• _What is needed_:
Output the entries below exactly as written, omitting pictures.

───── Task inputs ─────

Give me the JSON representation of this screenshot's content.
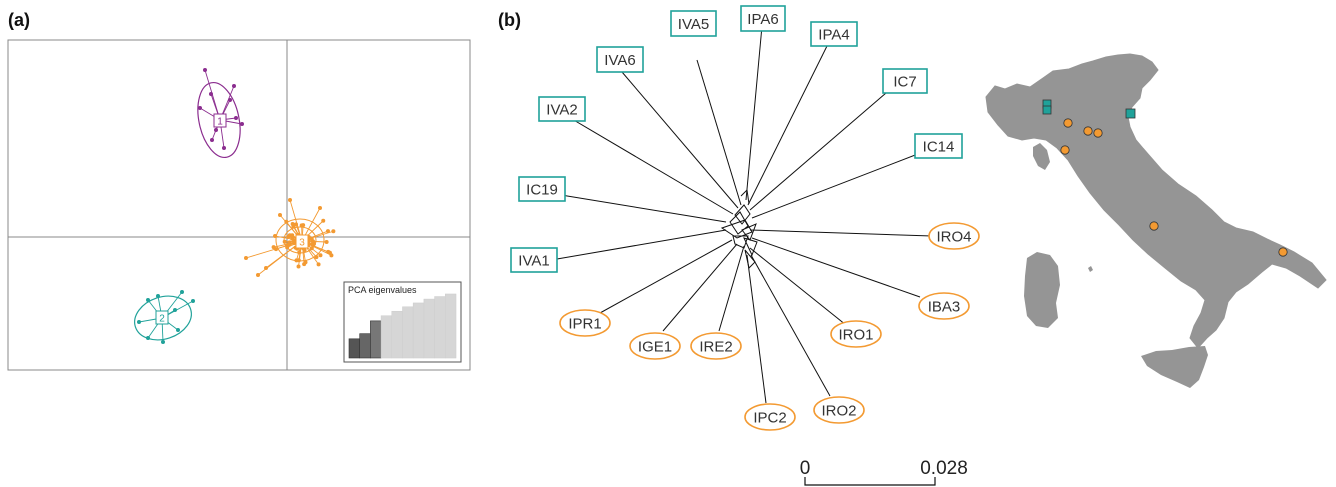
{
  "panels": {
    "a": "(a)",
    "b": "(b)"
  },
  "colors": {
    "group1": "#8b2d8f",
    "group2": "#20a29a",
    "group3": "#f39a32",
    "map_land": "#959595",
    "tree": "#111111"
  },
  "pca": {
    "eigen_title": "PCA eigenvalues",
    "eigenvalues": [
      0.3,
      0.38,
      0.58,
      0.66,
      0.73,
      0.8,
      0.86,
      0.92,
      0.96,
      1.0
    ],
    "retained": 3,
    "groups": [
      {
        "label": "1",
        "color_key": "group1"
      },
      {
        "label": "2",
        "color_key": "group2"
      },
      {
        "label": "3",
        "color_key": "group3"
      }
    ]
  },
  "tree": {
    "tips": [
      {
        "label": "IVA5",
        "shape": "rect"
      },
      {
        "label": "IPA6",
        "shape": "rect"
      },
      {
        "label": "IPA4",
        "shape": "rect"
      },
      {
        "label": "IVA6",
        "shape": "rect"
      },
      {
        "label": "IC7",
        "shape": "rect"
      },
      {
        "label": "IVA2",
        "shape": "rect"
      },
      {
        "label": "IC14",
        "shape": "rect"
      },
      {
        "label": "IC19",
        "shape": "rect"
      },
      {
        "label": "IRO4",
        "shape": "ellipse"
      },
      {
        "label": "IVA1",
        "shape": "rect"
      },
      {
        "label": "IBA3",
        "shape": "ellipse"
      },
      {
        "label": "IPR1",
        "shape": "ellipse"
      },
      {
        "label": "IRO1",
        "shape": "ellipse"
      },
      {
        "label": "IGE1",
        "shape": "ellipse"
      },
      {
        "label": "IRE2",
        "shape": "ellipse"
      },
      {
        "label": "IPC2",
        "shape": "ellipse"
      },
      {
        "label": "IRO2",
        "shape": "ellipse"
      }
    ],
    "scale_bar": {
      "left": "0",
      "right": "0.028"
    }
  },
  "map": {
    "region": "italy-map"
  }
}
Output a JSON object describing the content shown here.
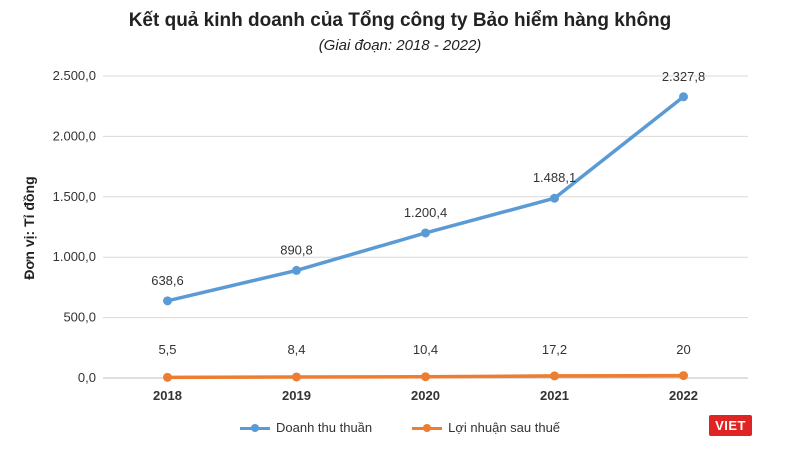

─────

• _Answer below_:
Give me the JSON representation of this screenshot's content.
{
  "panels": {
    "a": "(a)",
    "b": "(b)"
  },
  "colors": {
    "group1": "#8b2d8f",
    "group2": "#20a29a",
    "group3": "#f39a32",
    "map_land": "#959595",
    "tree": "#111111"
  },
  "pca": {
    "eigen_title": "PCA eigenvalues",
    "eigenvalues": [
      0.3,
      0.38,
      0.58,
      0.66,
      0.73,
      0.8,
      0.86,
      0.92,
      0.96,
      1.0
    ],
    "retained": 3,
    "groups": [
      {
        "label": "1",
        "color_key": "group1"
      },
      {
        "label": "2",
        "color_key": "group2"
      },
      {
        "label": "3",
        "color_key": "group3"
      }
    ]
  },
  "tree": {
    "tips": [
      {
        "label": "IVA5",
        "shape": "rect"
      },
      {
        "label": "IPA6",
        "shape": "rect"
      },
      {
        "label": "IPA4",
        "shape": "rect"
      },
      {
        "label": "IVA6",
        "shape": "rect"
      },
      {
        "label": "IC7",
        "shape": "rect"
      },
      {
        "label": "IVA2",
        "shape": "rect"
      },
      {
        "label": "IC14",
        "shape": "rect"
      },
      {
        "label": "IC19",
        "shape": "rect"
      },
      {
        "label": "IRO4",
        "shape": "ellipse"
      },
      {
        "label": "IVA1",
        "shape": "rect"
      },
      {
        "label": "IBA3",
        "shape": "ellipse"
      },
      {
        "label": "IPR1",
        "shape": "ellipse"
      },
      {
        "label": "IRO1",
        "shape": "ellipse"
      },
      {
        "label": "IGE1",
        "shape": "ellipse"
      },
      {
        "label": "IRE2",
        "shape": "ellipse"
      },
      {
        "label": "IPC2",
        "shape": "ellipse"
      },
      {
        "label": "IRO2",
        "shape": "ellipse"
      }
    ],
    "scale_bar": {
      "left": "0",
      "right": "0.028"
    }
  },
  "map": {
    "region": "italy-map"
  }
}
Output a JSON object describing the content shown here.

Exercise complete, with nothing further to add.